**RECORDS FOR THIS TASK**

* Start *

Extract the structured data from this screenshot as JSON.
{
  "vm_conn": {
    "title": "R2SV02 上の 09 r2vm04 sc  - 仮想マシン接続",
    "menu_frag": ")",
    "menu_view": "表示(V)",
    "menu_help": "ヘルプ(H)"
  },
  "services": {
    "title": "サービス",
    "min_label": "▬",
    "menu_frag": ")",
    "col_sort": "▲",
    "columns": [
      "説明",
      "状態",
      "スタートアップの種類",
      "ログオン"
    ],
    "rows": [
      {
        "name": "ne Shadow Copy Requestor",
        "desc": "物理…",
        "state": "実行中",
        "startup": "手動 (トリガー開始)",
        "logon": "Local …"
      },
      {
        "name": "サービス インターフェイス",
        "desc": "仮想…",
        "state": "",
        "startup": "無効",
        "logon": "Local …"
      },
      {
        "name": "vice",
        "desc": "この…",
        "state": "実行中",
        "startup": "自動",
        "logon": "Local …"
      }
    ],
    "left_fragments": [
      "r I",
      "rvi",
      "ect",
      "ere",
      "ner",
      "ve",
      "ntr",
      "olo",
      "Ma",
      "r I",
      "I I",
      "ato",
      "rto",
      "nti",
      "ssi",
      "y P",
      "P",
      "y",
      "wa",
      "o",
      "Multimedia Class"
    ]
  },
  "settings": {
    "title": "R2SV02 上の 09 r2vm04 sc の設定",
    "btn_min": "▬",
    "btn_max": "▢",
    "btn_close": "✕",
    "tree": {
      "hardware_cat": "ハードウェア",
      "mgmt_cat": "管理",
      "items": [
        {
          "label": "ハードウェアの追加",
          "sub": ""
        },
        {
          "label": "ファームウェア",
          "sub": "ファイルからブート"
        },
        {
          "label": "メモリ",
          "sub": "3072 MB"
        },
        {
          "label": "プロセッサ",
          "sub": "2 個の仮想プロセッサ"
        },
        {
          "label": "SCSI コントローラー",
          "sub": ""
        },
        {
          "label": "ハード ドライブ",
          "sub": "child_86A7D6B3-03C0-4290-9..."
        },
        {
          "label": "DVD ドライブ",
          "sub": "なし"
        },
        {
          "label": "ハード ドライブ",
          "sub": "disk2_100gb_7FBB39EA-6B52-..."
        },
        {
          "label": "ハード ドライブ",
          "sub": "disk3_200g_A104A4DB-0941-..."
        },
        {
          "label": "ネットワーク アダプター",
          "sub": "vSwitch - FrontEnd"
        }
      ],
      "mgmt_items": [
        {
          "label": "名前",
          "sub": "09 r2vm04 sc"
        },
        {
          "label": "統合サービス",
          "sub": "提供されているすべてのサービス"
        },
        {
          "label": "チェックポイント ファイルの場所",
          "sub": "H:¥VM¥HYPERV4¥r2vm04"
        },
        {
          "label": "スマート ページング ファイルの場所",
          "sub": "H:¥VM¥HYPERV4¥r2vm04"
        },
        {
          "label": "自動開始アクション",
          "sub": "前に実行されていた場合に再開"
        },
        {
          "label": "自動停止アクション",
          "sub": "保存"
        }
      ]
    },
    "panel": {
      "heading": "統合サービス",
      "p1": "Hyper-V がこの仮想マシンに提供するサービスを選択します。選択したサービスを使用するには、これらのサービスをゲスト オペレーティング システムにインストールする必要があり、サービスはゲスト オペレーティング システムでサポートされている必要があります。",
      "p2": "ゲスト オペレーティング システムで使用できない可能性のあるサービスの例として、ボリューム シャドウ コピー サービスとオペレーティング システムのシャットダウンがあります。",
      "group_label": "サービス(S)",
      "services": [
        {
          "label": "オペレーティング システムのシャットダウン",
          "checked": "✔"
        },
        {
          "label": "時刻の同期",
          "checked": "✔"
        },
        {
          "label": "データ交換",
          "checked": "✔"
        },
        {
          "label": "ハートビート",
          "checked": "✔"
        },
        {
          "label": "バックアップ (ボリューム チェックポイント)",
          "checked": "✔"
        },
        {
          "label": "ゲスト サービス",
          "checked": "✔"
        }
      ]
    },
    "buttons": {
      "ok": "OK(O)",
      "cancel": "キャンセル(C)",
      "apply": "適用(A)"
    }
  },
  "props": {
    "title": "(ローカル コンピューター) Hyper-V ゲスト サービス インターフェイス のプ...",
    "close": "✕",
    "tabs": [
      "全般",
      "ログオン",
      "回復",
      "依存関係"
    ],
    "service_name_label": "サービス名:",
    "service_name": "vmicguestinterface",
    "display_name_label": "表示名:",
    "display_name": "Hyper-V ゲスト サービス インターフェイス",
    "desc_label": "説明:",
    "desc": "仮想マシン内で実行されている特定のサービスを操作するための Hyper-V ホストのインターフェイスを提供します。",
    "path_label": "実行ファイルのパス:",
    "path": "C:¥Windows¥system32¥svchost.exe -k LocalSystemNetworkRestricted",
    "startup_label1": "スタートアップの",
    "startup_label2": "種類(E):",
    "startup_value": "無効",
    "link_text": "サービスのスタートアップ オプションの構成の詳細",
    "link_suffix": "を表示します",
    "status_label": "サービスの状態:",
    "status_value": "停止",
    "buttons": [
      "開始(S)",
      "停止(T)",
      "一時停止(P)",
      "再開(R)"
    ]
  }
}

* End *

**TASK TO CARRY OUT**
Restate the data above word for word.

**EXPECTED ANSWER**
Extract the structured data from this screenshot as JSON.
{
  "vm_conn": {
    "title": "R2SV02 上の 09 r2vm04 sc  - 仮想マシン接続",
    "menu_frag": ")",
    "menu_view": "表示(V)",
    "menu_help": "ヘルプ(H)"
  },
  "services": {
    "title": "サービス",
    "min_label": "▬",
    "menu_frag": ")",
    "col_sort": "▲",
    "columns": [
      "説明",
      "状態",
      "スタートアップの種類",
      "ログオン"
    ],
    "rows": [
      {
        "name": "ne Shadow Copy Requestor",
        "desc": "物理…",
        "state": "実行中",
        "startup": "手動 (トリガー開始)",
        "logon": "Local …"
      },
      {
        "name": "サービス インターフェイス",
        "desc": "仮想…",
        "state": "",
        "startup": "無効",
        "logon": "Local …"
      },
      {
        "name": "vice",
        "desc": "この…",
        "state": "実行中",
        "startup": "自動",
        "logon": "Local …"
      }
    ],
    "left_fragments": [
      "r I",
      "rvi",
      "ect",
      "ere",
      "ner",
      "ve",
      "ntr",
      "olo",
      "Ma",
      "r I",
      "I I",
      "ato",
      "rto",
      "nti",
      "ssi",
      "y P",
      "P",
      "y",
      "wa",
      "o",
      "Multimedia Class"
    ]
  },
  "settings": {
    "title": "R2SV02 上の 09 r2vm04 sc の設定",
    "btn_min": "▬",
    "btn_max": "▢",
    "btn_close": "✕",
    "tree": {
      "hardware_cat": "ハードウェア",
      "mgmt_cat": "管理",
      "items": [
        {
          "label": "ハードウェアの追加",
          "sub": ""
        },
        {
          "label": "ファームウェア",
          "sub": "ファイルからブート"
        },
        {
          "label": "メモリ",
          "sub": "3072 MB"
        },
        {
          "label": "プロセッサ",
          "sub": "2 個の仮想プロセッサ"
        },
        {
          "label": "SCSI コントローラー",
          "sub": ""
        },
        {
          "label": "ハード ドライブ",
          "sub": "child_86A7D6B3-03C0-4290-9..."
        },
        {
          "label": "DVD ドライブ",
          "sub": "なし"
        },
        {
          "label": "ハード ドライブ",
          "sub": "disk2_100gb_7FBB39EA-6B52-..."
        },
        {
          "label": "ハード ドライブ",
          "sub": "disk3_200g_A104A4DB-0941-..."
        },
        {
          "label": "ネットワーク アダプター",
          "sub": "vSwitch - FrontEnd"
        }
      ],
      "mgmt_items": [
        {
          "label": "名前",
          "sub": "09 r2vm04 sc"
        },
        {
          "label": "統合サービス",
          "sub": "提供されているすべてのサービス"
        },
        {
          "label": "チェックポイント ファイルの場所",
          "sub": "H:¥VM¥HYPERV4¥r2vm04"
        },
        {
          "label": "スマート ページング ファイルの場所",
          "sub": "H:¥VM¥HYPERV4¥r2vm04"
        },
        {
          "label": "自動開始アクション",
          "sub": "前に実行されていた場合に再開"
        },
        {
          "label": "自動停止アクション",
          "sub": "保存"
        }
      ]
    },
    "panel": {
      "heading": "統合サービス",
      "p1": "Hyper-V がこの仮想マシンに提供するサービスを選択します。選択したサービスを使用するには、これらのサービスをゲスト オペレーティング システムにインストールする必要があり、サービスはゲスト オペレーティング システムでサポートされている必要があります。",
      "p2": "ゲスト オペレーティング システムで使用できない可能性のあるサービスの例として、ボリューム シャドウ コピー サービスとオペレーティング システムのシャットダウンがあります。",
      "group_label": "サービス(S)",
      "services": [
        {
          "label": "オペレーティング システムのシャットダウン",
          "checked": "✔"
        },
        {
          "label": "時刻の同期",
          "checked": "✔"
        },
        {
          "label": "データ交換",
          "checked": "✔"
        },
        {
          "label": "ハートビート",
          "checked": "✔"
        },
        {
          "label": "バックアップ (ボリューム チェックポイント)",
          "checked": "✔"
        },
        {
          "label": "ゲスト サービス",
          "checked": "✔"
        }
      ]
    },
    "buttons": {
      "ok": "OK(O)",
      "cancel": "キャンセル(C)",
      "apply": "適用(A)"
    }
  },
  "props": {
    "title": "(ローカル コンピューター) Hyper-V ゲスト サービス インターフェイス のプ...",
    "close": "✕",
    "tabs": [
      "全般",
      "ログオン",
      "回復",
      "依存関係"
    ],
    "service_name_label": "サービス名:",
    "service_name": "vmicguestinterface",
    "display_name_label": "表示名:",
    "display_name": "Hyper-V ゲスト サービス インターフェイス",
    "desc_label": "説明:",
    "desc": "仮想マシン内で実行されている特定のサービスを操作するための Hyper-V ホストのインターフェイスを提供します。",
    "path_label": "実行ファイルのパス:",
    "path": "C:¥Windows¥system32¥svchost.exe -k LocalSystemNetworkRestricted",
    "startup_label1": "スタートアップの",
    "startup_label2": "種類(E):",
    "startup_value": "無効",
    "link_text": "サービスのスタートアップ オプションの構成の詳細",
    "link_suffix": "を表示します",
    "status_label": "サービスの状態:",
    "status_value": "停止",
    "buttons": [
      "開始(S)",
      "停止(T)",
      "一時停止(P)",
      "再開(R)"
    ]
  }
}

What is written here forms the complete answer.